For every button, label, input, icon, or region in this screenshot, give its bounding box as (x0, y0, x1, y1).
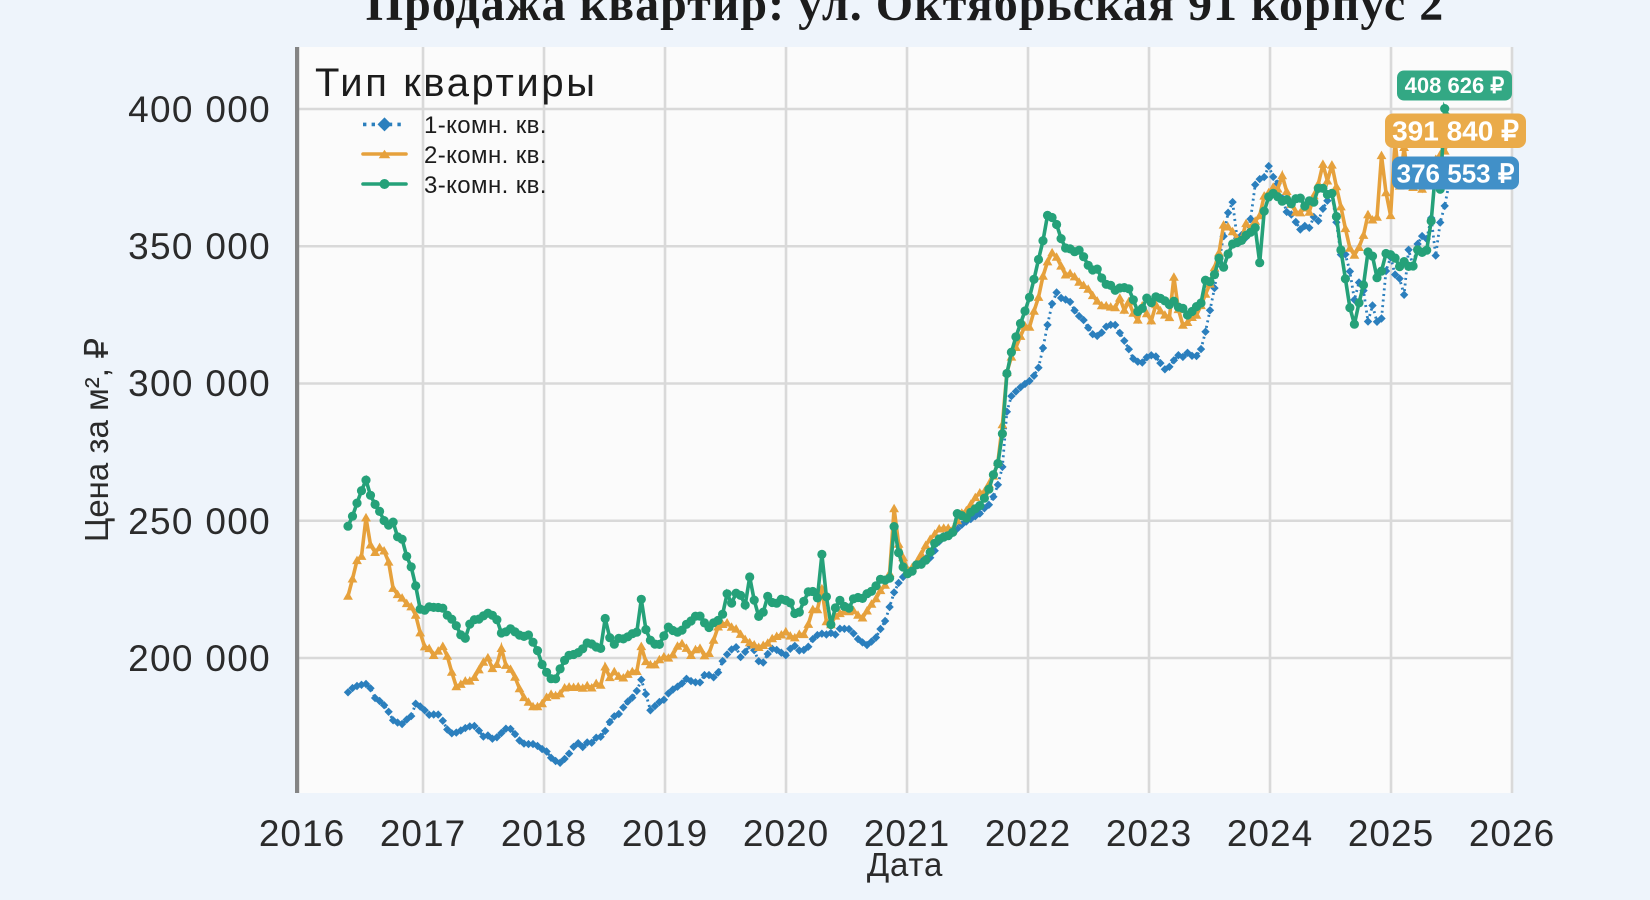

--

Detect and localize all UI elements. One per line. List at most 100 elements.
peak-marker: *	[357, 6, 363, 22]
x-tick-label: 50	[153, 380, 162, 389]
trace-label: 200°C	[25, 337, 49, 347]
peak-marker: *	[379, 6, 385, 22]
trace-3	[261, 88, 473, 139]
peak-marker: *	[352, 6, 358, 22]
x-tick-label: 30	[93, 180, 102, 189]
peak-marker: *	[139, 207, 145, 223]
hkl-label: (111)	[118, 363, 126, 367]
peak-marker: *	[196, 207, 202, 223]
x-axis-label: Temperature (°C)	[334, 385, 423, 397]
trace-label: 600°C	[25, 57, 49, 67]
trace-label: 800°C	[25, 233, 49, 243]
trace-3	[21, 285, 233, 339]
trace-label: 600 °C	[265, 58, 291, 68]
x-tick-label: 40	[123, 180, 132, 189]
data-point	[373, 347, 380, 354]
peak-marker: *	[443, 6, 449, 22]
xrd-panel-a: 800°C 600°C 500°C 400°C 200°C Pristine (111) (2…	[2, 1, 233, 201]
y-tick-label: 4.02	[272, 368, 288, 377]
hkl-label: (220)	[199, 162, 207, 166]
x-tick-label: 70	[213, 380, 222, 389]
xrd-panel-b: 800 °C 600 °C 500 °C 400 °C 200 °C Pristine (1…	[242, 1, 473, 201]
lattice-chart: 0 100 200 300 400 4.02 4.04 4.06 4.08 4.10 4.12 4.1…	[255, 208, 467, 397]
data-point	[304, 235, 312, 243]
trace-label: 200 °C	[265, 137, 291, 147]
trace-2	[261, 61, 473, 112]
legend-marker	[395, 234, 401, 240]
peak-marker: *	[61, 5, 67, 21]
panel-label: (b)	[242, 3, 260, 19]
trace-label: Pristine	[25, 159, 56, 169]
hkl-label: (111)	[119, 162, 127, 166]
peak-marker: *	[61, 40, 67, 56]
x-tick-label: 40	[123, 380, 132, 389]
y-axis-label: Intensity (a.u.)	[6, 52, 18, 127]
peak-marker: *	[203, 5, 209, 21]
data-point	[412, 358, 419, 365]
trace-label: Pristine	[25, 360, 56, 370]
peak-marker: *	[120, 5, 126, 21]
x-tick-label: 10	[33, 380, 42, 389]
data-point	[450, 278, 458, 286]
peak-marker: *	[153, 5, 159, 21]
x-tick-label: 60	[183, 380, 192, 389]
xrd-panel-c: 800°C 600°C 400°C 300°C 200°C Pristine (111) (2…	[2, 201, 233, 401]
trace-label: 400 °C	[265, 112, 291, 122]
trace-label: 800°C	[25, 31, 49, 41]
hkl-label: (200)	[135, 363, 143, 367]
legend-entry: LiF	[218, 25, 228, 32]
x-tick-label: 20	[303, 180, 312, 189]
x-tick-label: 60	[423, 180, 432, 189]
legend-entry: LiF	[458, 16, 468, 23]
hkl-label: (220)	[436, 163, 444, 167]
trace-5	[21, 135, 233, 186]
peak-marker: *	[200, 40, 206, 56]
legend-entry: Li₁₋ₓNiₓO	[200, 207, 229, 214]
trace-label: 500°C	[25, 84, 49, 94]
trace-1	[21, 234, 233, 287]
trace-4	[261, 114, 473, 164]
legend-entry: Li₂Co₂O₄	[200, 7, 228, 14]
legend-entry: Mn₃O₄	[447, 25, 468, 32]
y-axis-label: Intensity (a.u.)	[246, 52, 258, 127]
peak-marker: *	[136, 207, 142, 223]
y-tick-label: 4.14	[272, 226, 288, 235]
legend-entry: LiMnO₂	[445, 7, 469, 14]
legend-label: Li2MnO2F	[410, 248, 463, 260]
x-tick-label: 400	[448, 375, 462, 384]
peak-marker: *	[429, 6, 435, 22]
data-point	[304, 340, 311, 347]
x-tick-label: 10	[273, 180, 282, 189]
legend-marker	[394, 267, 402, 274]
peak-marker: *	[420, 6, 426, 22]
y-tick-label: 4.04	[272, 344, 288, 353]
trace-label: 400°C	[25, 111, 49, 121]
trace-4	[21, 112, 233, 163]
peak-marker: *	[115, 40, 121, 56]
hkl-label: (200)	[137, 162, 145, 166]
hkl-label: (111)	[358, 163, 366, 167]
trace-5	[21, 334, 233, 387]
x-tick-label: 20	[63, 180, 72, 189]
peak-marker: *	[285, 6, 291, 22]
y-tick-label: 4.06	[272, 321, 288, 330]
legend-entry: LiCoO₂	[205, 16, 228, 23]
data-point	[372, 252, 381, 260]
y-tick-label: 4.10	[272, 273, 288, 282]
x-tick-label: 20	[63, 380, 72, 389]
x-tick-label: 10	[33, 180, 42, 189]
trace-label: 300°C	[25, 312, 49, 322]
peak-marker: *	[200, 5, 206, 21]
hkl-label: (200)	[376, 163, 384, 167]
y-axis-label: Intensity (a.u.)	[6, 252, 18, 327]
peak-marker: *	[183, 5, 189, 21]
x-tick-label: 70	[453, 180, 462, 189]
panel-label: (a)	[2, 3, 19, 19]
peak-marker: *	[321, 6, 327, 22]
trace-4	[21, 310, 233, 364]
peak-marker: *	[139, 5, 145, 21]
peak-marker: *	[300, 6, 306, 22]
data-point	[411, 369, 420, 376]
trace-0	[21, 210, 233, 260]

### [Your task]
Extract every line above that contains the word "Intensity", matching case exactly.

### [Written solution]
y-axis-label: Intensity (a.u.)	[6, 52, 18, 127]
y-axis-label: Intensity (a.u.)	[246, 52, 258, 127]
y-axis-label: Intensity (a.u.)	[6, 252, 18, 327]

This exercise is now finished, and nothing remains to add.